WRITTEN EXERCISE
Take the material below and retype it in full; pictures are left out.

Records excerpted from a collection
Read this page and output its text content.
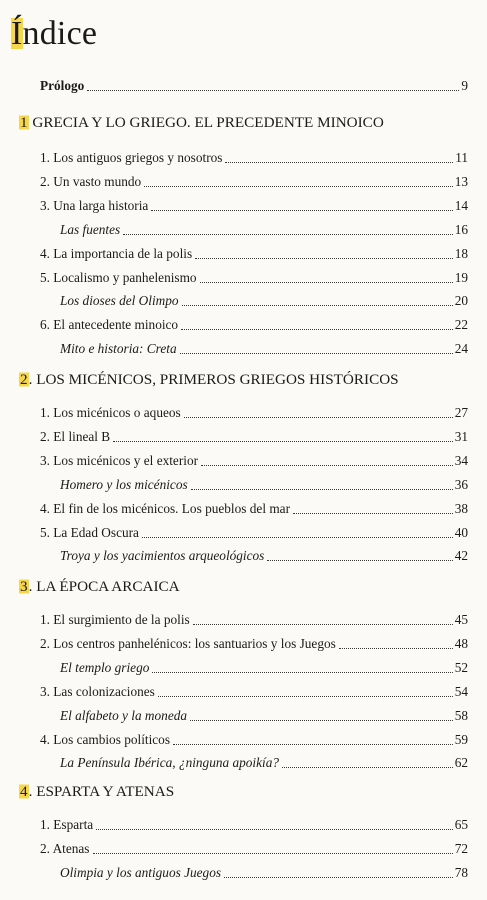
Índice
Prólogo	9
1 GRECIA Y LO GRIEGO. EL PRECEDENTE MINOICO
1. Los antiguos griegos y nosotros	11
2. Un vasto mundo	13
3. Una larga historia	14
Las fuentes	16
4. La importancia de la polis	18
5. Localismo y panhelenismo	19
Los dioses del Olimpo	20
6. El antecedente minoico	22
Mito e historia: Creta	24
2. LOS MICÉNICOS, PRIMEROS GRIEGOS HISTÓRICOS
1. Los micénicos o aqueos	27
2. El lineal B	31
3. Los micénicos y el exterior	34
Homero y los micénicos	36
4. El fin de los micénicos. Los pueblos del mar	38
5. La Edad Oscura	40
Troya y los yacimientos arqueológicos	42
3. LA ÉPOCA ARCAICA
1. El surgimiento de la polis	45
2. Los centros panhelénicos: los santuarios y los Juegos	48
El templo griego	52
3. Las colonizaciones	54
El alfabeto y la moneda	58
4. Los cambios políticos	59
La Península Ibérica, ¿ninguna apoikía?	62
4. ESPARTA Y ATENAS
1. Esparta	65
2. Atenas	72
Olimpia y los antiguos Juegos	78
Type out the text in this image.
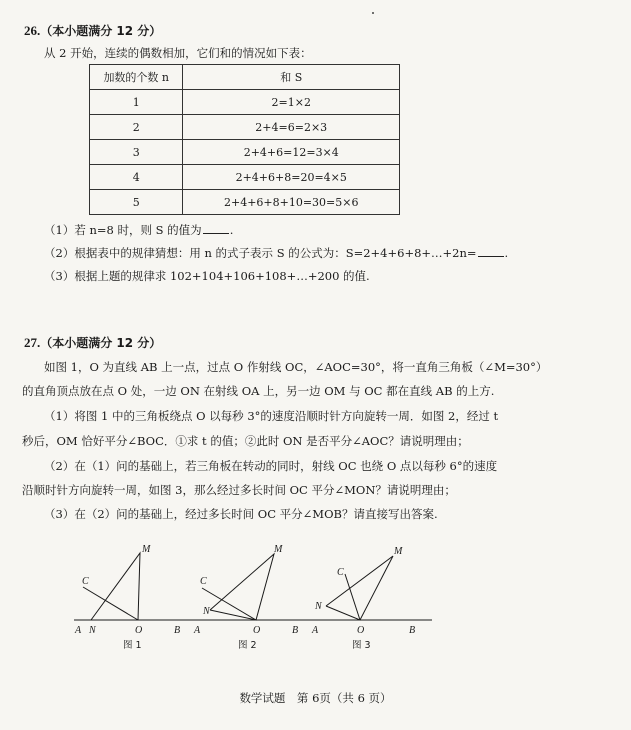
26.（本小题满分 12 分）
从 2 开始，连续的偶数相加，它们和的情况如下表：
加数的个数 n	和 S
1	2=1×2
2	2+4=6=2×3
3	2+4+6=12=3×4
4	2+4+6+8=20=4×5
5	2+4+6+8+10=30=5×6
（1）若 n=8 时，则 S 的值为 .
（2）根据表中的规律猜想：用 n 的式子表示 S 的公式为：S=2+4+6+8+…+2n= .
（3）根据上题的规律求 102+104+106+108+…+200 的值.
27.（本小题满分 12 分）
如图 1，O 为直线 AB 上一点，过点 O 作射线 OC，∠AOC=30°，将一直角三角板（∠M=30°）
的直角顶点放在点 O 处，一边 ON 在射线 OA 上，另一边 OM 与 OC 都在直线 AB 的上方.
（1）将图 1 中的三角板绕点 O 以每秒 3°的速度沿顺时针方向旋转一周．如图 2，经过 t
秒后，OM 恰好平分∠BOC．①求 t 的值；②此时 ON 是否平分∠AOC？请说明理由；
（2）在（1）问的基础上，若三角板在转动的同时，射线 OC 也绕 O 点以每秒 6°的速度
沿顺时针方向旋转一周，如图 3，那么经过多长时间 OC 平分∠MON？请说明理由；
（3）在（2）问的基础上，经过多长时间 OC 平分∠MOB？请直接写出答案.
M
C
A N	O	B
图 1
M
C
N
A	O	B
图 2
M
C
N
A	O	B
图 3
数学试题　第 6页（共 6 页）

RESPONSE FOR THIS EXERCISE
Read this page and output its text content.
Índice
Prólogo	9
1 GRECIA Y LO GRIEGO. EL PRECEDENTE MINOICO
1. Los antiguos griegos y nosotros	11
2. Un vasto mundo	13
3. Una larga historia	14
Las fuentes	16
4. La importancia de la polis	18
5. Localismo y panhelenismo	19
Los dioses del Olimpo	20
6. El antecedente minoico	22
Mito e historia: Creta	24
2. LOS MICÉNICOS, PRIMEROS GRIEGOS HISTÓRICOS
1. Los micénicos o aqueos	27
2. El lineal B	31
3. Los micénicos y el exterior	34
Homero y los micénicos	36
4. El fin de los micénicos. Los pueblos del mar	38
5. La Edad Oscura	40
Troya y los yacimientos arqueológicos	42
3. LA ÉPOCA ARCAICA
1. El surgimiento de la polis	45
2. Los centros panhelénicos: los santuarios y los Juegos	48
El templo griego	52
3. Las colonizaciones	54
El alfabeto y la moneda	58
4. Los cambios políticos	59
La Península Ibérica, ¿ninguna apoikía?	62
4. ESPARTA Y ATENAS
1. Esparta	65
2. Atenas	72
Olimpia y los antiguos Juegos	78
Type out the text in this image.
26.（本小题满分 12 分）
从 2 开始，连续的偶数相加，它们和的情况如下表：
加数的个数 n	和 S
1	2=1×2
2	2+4=6=2×3
3	2+4+6=12=3×4
4	2+4+6+8=20=4×5
5	2+4+6+8+10=30=5×6
（1）若 n=8 时，则 S 的值为 .
（2）根据表中的规律猜想：用 n 的式子表示 S 的公式为：S=2+4+6+8+…+2n= .
（3）根据上题的规律求 102+104+106+108+…+200 的值.
27.（本小题满分 12 分）
如图 1，O 为直线 AB 上一点，过点 O 作射线 OC，∠AOC=30°，将一直角三角板（∠M=30°）
的直角顶点放在点 O 处，一边 ON 在射线 OA 上，另一边 OM 与 OC 都在直线 AB 的上方.
（1）将图 1 中的三角板绕点 O 以每秒 3°的速度沿顺时针方向旋转一周．如图 2，经过 t
秒后，OM 恰好平分∠BOC．①求 t 的值；②此时 ON 是否平分∠AOC？请说明理由；
（2）在（1）问的基础上，若三角板在转动的同时，射线 OC 也绕 O 点以每秒 6°的速度
沿顺时针方向旋转一周，如图 3，那么经过多长时间 OC 平分∠MON？请说明理由；
（3）在（2）问的基础上，经过多长时间 OC 平分∠MOB？请直接写出答案.
M
C
A N	O	B
图 1
M
C
N
A	O	B
图 2
M
C
N
A	O	B
图 3
数学试题　第 6页（共 6 页）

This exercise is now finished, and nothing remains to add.